■ Available records
────────────────────────────────────────

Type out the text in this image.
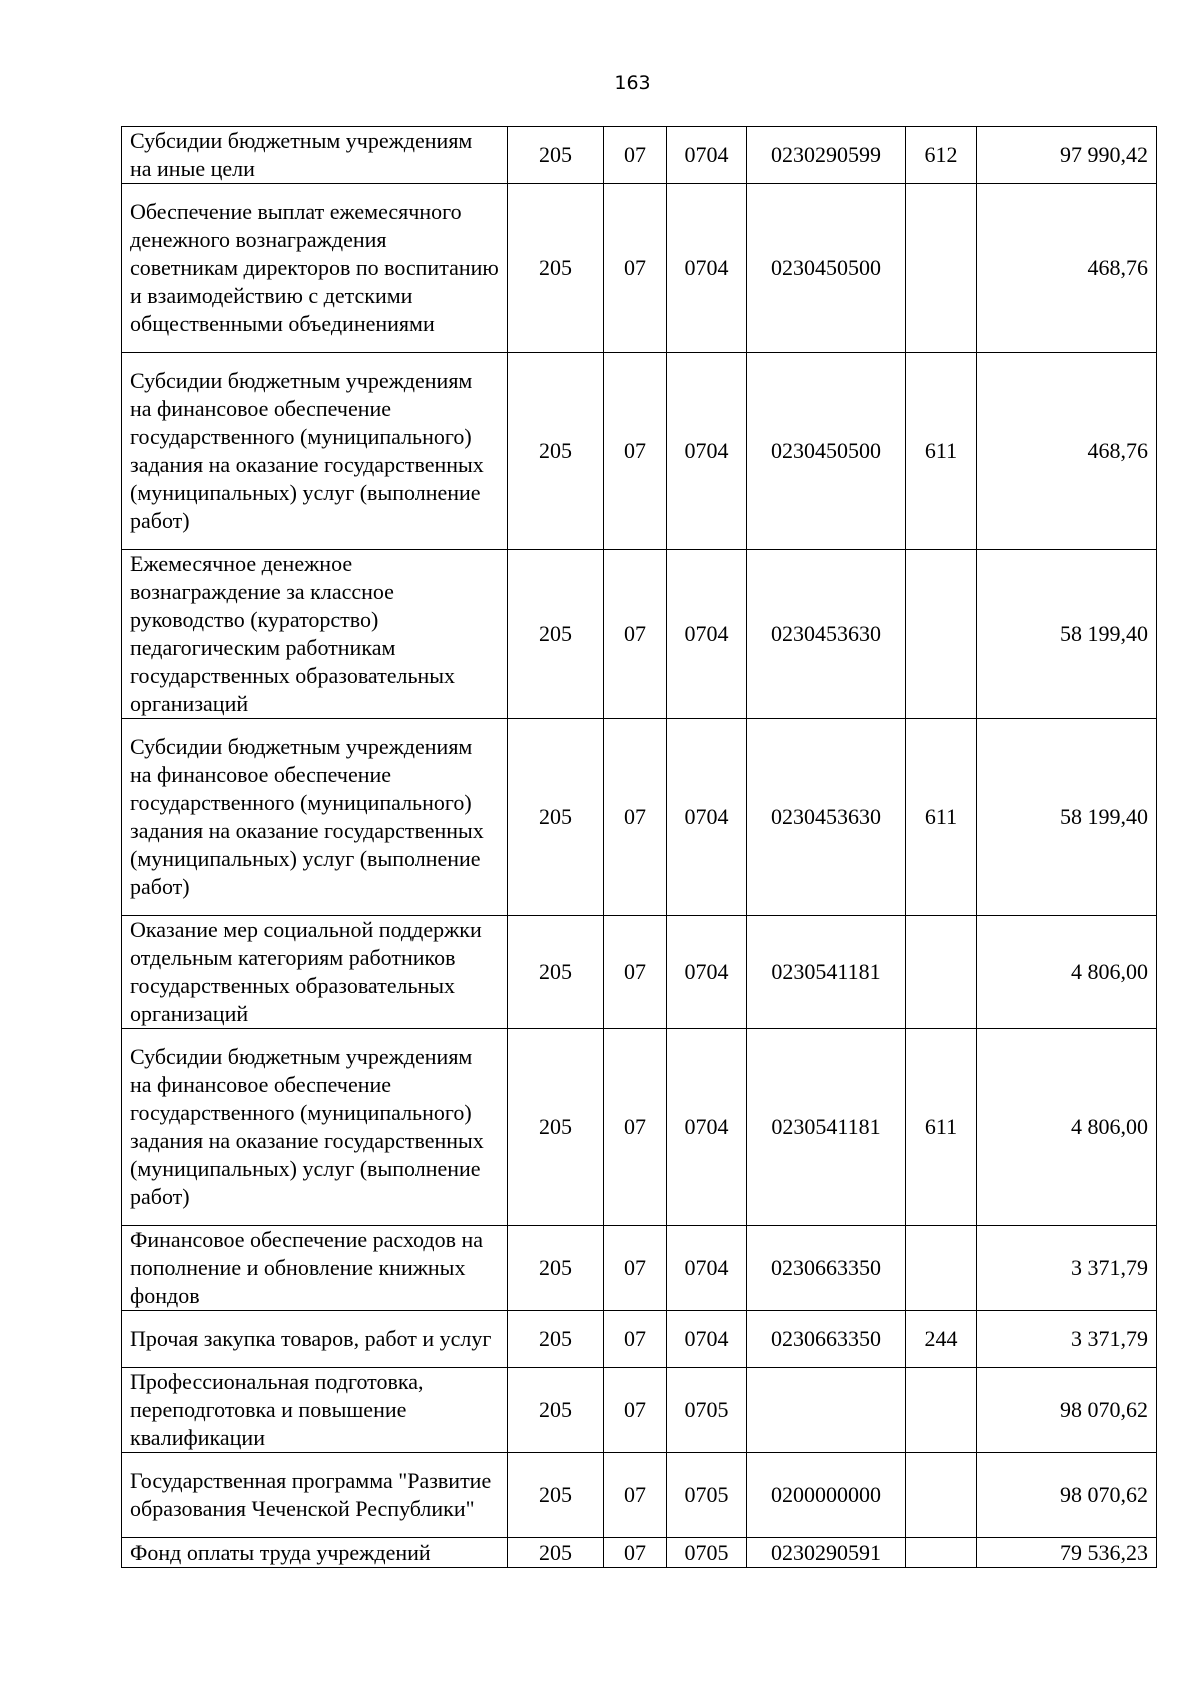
163
Субсидии бюджетным учреждениям на иные цели	205	07	0704	0230290599	612	97 990,42
Обеспечение выплат ежемесячного денежного вознаграждения советникам директоров по воспитанию и взаимодействию с детскими общественными объединениями	205	07	0704	0230450500		468,76
Субсидии бюджетным учреждениям на финансовое обеспечение государственного (муниципального) задания на оказание государственных (муниципальных) услуг (выполнение работ)	205	07	0704	0230450500	611	468,76
Ежемесячное денежное вознаграждение за классное руководство (кураторство) педагогическим работникам государственных образовательных организаций	205	07	0704	0230453630		58 199,40
Субсидии бюджетным учреждениям на финансовое обеспечение государственного (муниципального) задания на оказание государственных (муниципальных) услуг (выполнение работ)	205	07	0704	0230453630	611	58 199,40
Оказание мер социальной поддержки отдельным категориям работников государственных образовательных организаций	205	07	0704	0230541181		4 806,00
Субсидии бюджетным учреждениям на финансовое обеспечение государственного (муниципального) задания на оказание государственных (муниципальных) услуг (выполнение работ)	205	07	0704	0230541181	611	4 806,00
Финансовое обеспечение расходов на пополнение и обновление книжных фондов	205	07	0704	0230663350		3 371,79
Прочая закупка товаров, работ и услуг	205	07	0704	0230663350	244	3 371,79
Профессиональная подготовка, переподготовка и повышение квалификации	205	07	0705			98 070,62
Государственная программа "Развитие образования Чеченской Республики"	205	07	0705	0200000000		98 070,62
Фонд оплаты труда учреждений	205	07	0705	0230290591		79 536,23
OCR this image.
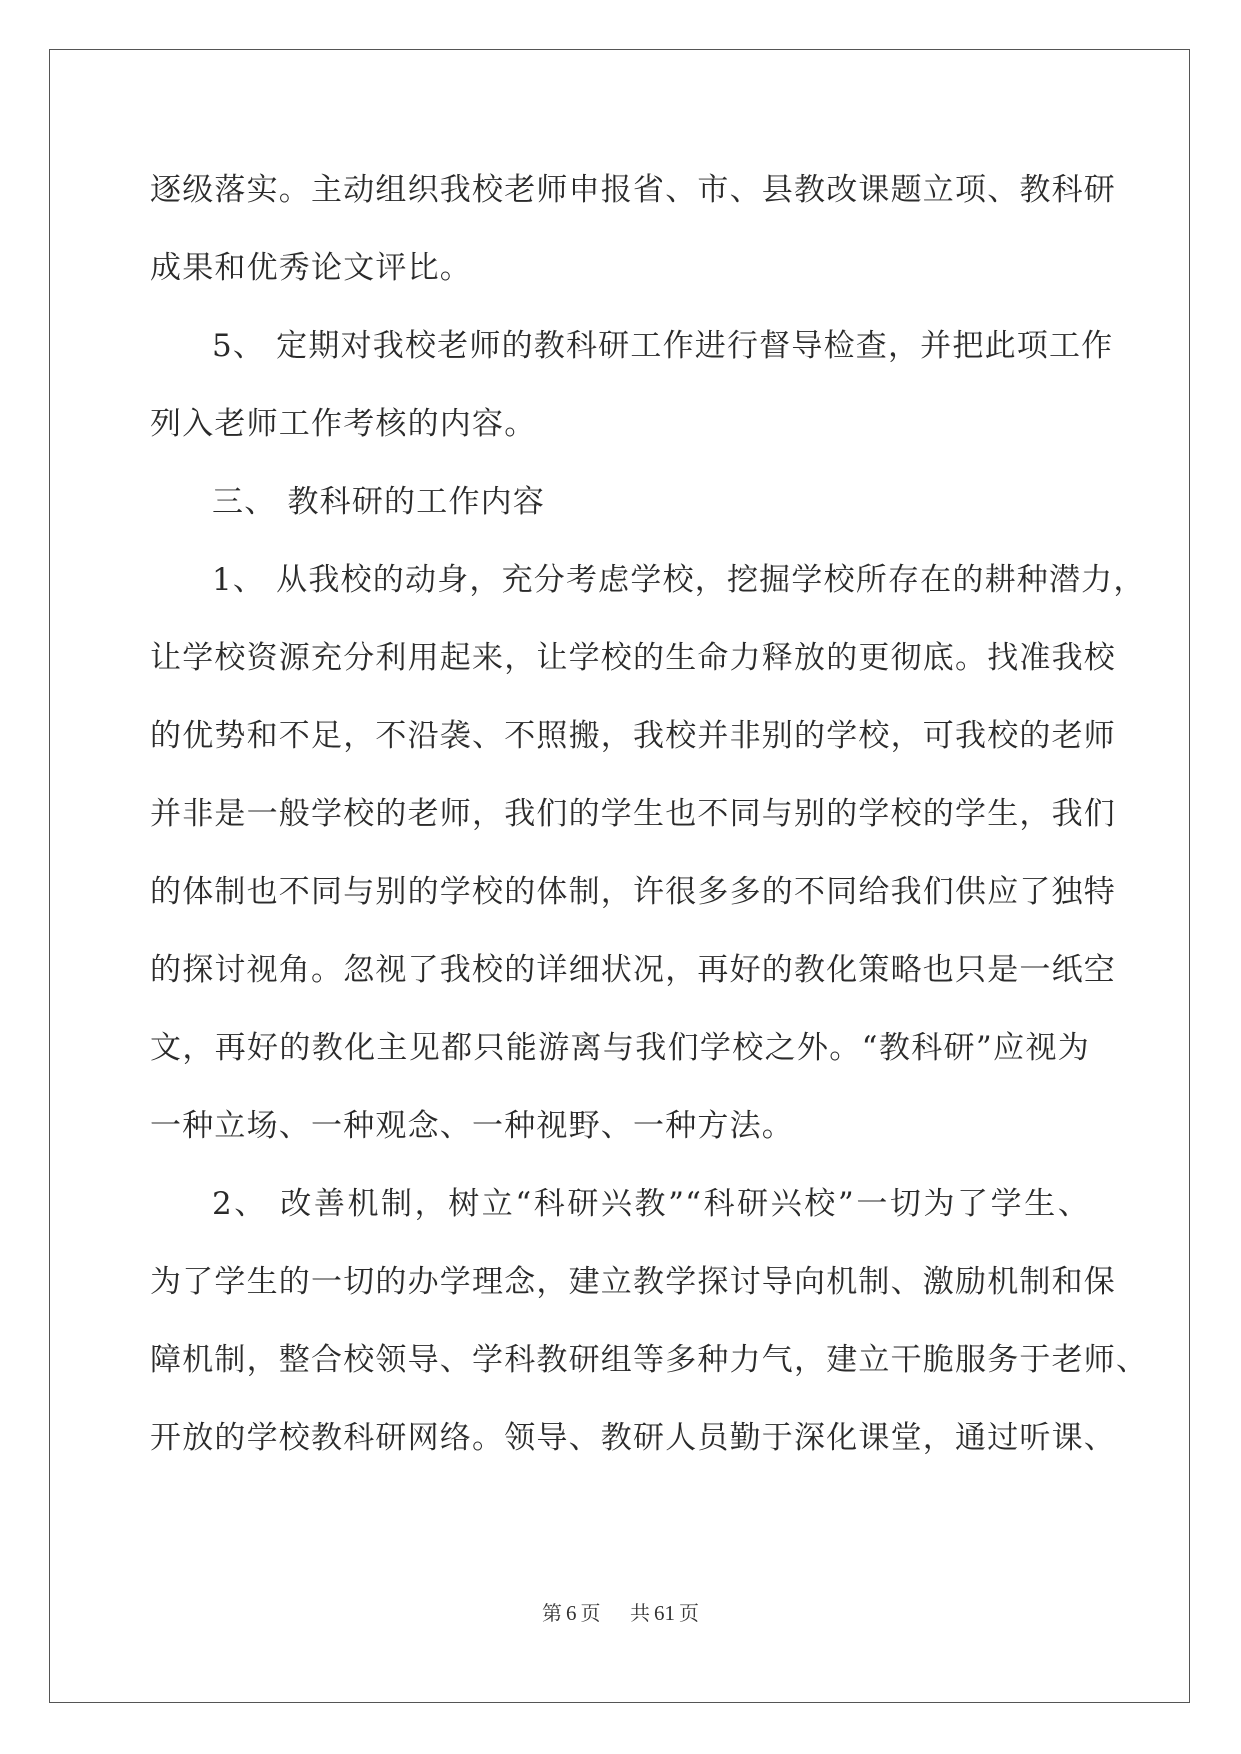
逐级落实。主动组织我校老师申报省、市、县教改课题立项、教科研
成果和优秀论文评比。
5、 定期对我校老师的教科研工作进行督导检查，并把此项工作
列入老师工作考核的内容。
三、 教科研的工作内容
1、 从我校的动身，充分考虑学校，挖掘学校所存在的耕种潜力，
让学校资源充分利用起来，让学校的生命力释放的更彻底。找准我校
的优势和不足，不沿袭、不照搬，我校并非别的学校，可我校的老师
并非是一般学校的老师，我们的学生也不同与别的学校的学生，我们
的体制也不同与别的学校的体制，许很多多的不同给我们供应了独特
的探讨视角。忽视了我校的详细状况，再好的教化策略也只是一纸空
文，再好的教化主见都只能游离与我们学校之外。“教科研”应视为
一种立场、一种观念、一种视野、一种方法。
2、 改善机制，树立“科研兴教”“科研兴校”一切为了学生、
为了学生的一切的办学理念，建立教学探讨导向机制、激励机制和保
障机制，整合校领导、学科教研组等多种力气，建立干脆服务于老师、
开放的学校教科研网络。领导、教研人员勤于深化课堂，通过听课、
第 6 页 共 61 页
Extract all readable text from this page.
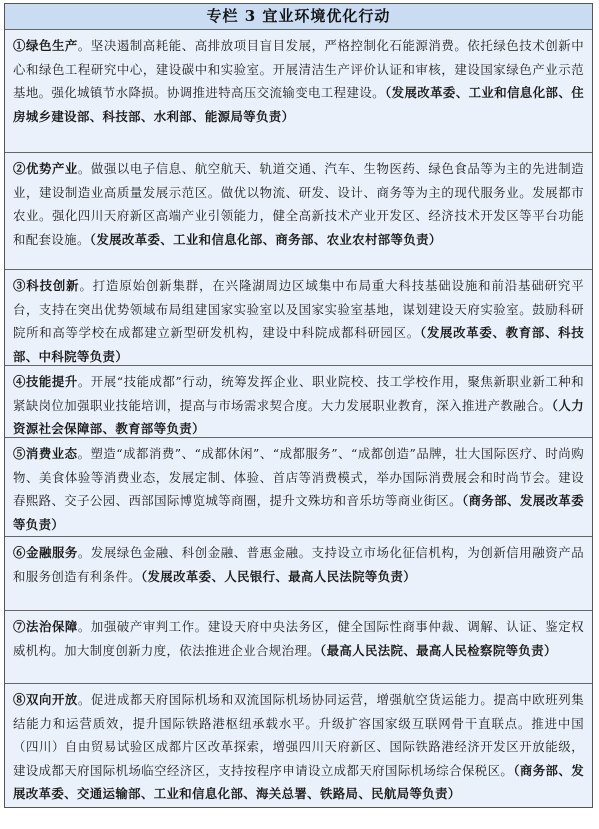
专栏 3 宜业环境优化行动
①绿色生产。坚决遏制高耗能、高排放项目盲目发展，严格控制化石能源消费。依托绿色技术创新中心和绿色工程研究中心，建设碳中和实验室。开展清洁生产评价认证和审核，建设国家绿色产业示范基地。强化城镇节水降损。协调推进特高压交流输变电工程建设。（发展改革委、工业和信息化部、住房城乡建设部、科技部、水利部、能源局等负责）
②优势产业。做强以电子信息、航空航天、轨道交通、汽车、生物医药、绿色食品等为主的先进制造业，建设制造业高质量发展示范区。做优以物流、研发、设计、商务等为主的现代服务业。发展都市农业。强化四川天府新区高端产业引领能力，健全高新技术产业开发区、经济技术开发区等平台功能和配套设施。（发展改革委、工业和信息化部、商务部、农业农村部等负责）
③科技创新。打造原始创新集群，在兴隆湖周边区域集中布局重大科技基础设施和前沿基础研究平台，支持在突出优势领域布局组建国家实验室以及国家实验室基地，谋划建设天府实验室。鼓励科研院所和高等学校在成都建立新型研发机构，建设中科院成都科研园区。（发展改革委、教育部、科技部、中科院等负责）
④技能提升。开展“技能成都”行动，统筹发挥企业、职业院校、技工学校作用，聚焦新职业新工种和紧缺岗位加强职业技能培训，提高与市场需求契合度。大力发展职业教育，深入推进产教融合。（人力资源社会保障部、教育部等负责）
⑤消费业态。塑造“成都消费”、“成都休闲”、“成都服务”、“成都创造”品牌，壮大国际医疗、时尚购物、美食体验等消费业态，发展定制、体验、首店等消费模式，举办国际消费展会和时尚节会。建设春熙路、交子公园、西部国际博览城等商圈，提升文殊坊和音乐坊等商业街区。（商务部、发展改革委等负责）
⑥金融服务。发展绿色金融、科创金融、普惠金融。支持设立市场化征信机构，为创新信用融资产品和服务创造有利条件。（发展改革委、人民银行、最高人民法院等负责）
⑦法治保障。加强破产审判工作。建设天府中央法务区，健全国际性商事仲裁、调解、认证、鉴定权威机构。加大制度创新力度，依法推进企业合规治理。（最高人民法院、最高人民检察院等负责）
⑧双向开放。促进成都天府国际机场和双流国际机场协同运营，增强航空货运能力。提高中欧班列集结能力和运营质效，提升国际铁路港枢纽承载水平。升级扩容国家级互联网骨干直联点。推进中国（四川）自由贸易试验区成都片区改革探索，增强四川天府新区、国际铁路港经济开发区开放能级，建设成都天府国际机场临空经济区，支持按程序申请设立成都天府国际机场综合保税区。（商务部、发展改革委、交通运输部、工业和信息化部、海关总署、铁路局、民航局等负责）
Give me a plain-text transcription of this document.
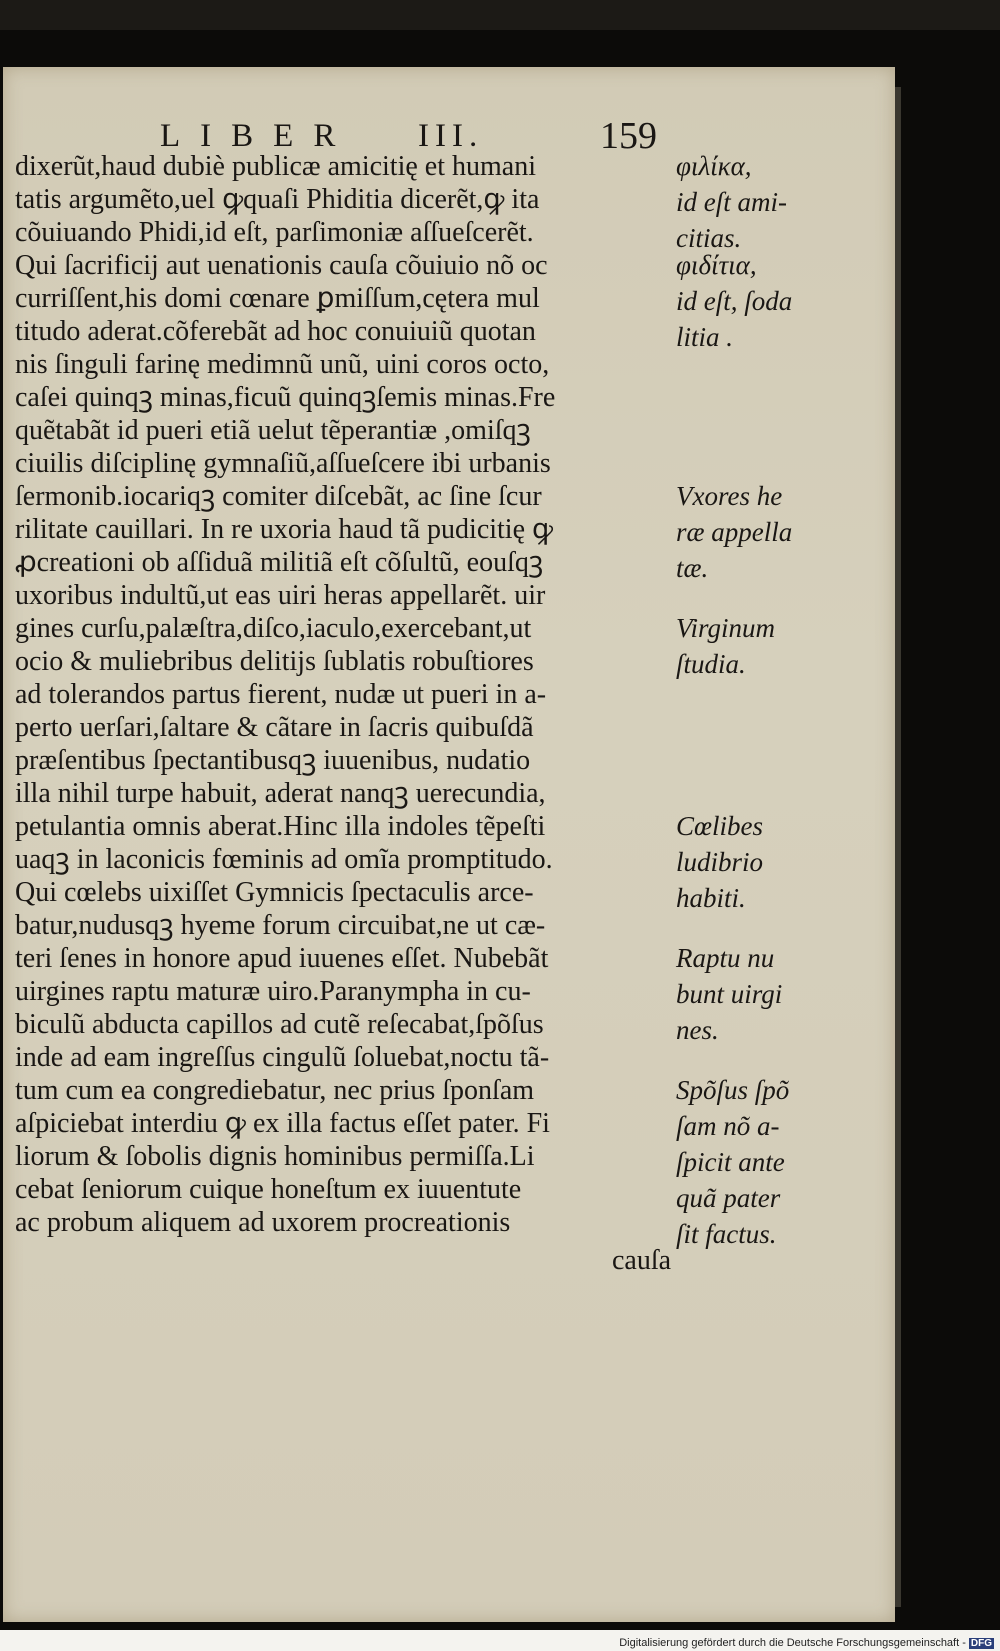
LIBER III.	159
dixerũt,haud dubiè publicæ amicitię et humani
tatis argumẽto,uel ꝙquaſi Phiditia dicerẽt,ꝙ ita
cõuiuando Phidi,id eſt, parſimoniæ aſſueſcerẽt.
Qui ſacrificij aut uenationis cauſa cõuiuio nõ oc
curriſſent,his domi cœnare ꝑmiſſum,cętera mul
titudo aderat.cõferebãt ad hoc conuiuiũ quotan
nis ſinguli farinę medimnũ unũ, uini coros octo,
caſei quinqꝫ minas,ficuũ quinqꝫſemis minas.Fre
quẽtabãt id pueri etiã uelut tẽperantiæ ,omiſqꝫ
ciuilis diſciplinę gymnaſiũ,aſſueſcere ibi urbanis
ſermonib.iocariqꝫ comiter diſcebãt, ac ſine ſcur
rilitate cauillari. In re uxoria haud tã pudicitię ꝙ
ꝓcreationi ob aſſiduã militiã eſt cõſultũ, eouſqꝫ
uxoribus indultũ,ut eas uiri heras appellarẽt. uir
gines curſu,palæſtra,diſco,iaculo,exercebant,ut
ocio & muliebribus delitijs ſublatis robuſtiores
ad tolerandos partus fierent, nudæ ut pueri in a-
perto uerſari,ſaltare & cãtare in ſacris quibuſdã
præſentibus ſpectantibusqꝫ iuuenibus, nudatio
illa nihil turpe habuit, aderat nanqꝫ uerecundia,
petulantia omnis aberat.Hinc illa indoles tẽpeſti
uaqꝫ in laconicis fœminis ad omĩa promptitudo.
Qui cœlebs uixiſſet Gymnicis ſpectaculis arce-
batur,nudusqꝫ hyeme forum circuibat,ne ut cæ-
teri ſenes in honore apud iuuenes eſſet. Nubebãt
uirgines raptu maturæ uiro.Paranympha in cu-
biculũ abducta capillos ad cutẽ reſecabat,ſpõſus
inde ad eam ingreſſus cingulũ ſoluebat,noctu tã-
tum cum ea congrediebatur, nec prius ſponſam
aſpiciebat interdiu ꝙ ex illa factus eſſet pater. Fi
liorum & ſobolis dignis hominibus permiſſa.Li
cebat ſeniorum cuique honeſtum ex iuuentute
ac probum aliquem ad uxorem procreationis
cauſa
φιλίκα,
id eſt ami-
citias.
φιδίτια,
id eſt, ſoda
litia .
Vxores he
ræ appella
tæ.
Virginum
ſtudia.
Cœlibes
ludibrio
habiti.
Raptu nu
bunt uirgi
nes.
Spõſus ſpõ
ſam nõ a-
ſpicit ante
quã pater
ſit factus.
Digitalisierung gefördert durch die Deutsche Forschungsgemeinschaft - DFG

────────────────────────────────────────

■ Exercise task
Across the records above, count the lines holding "учреждениям" and reply with that number alone.

■ Correct output
4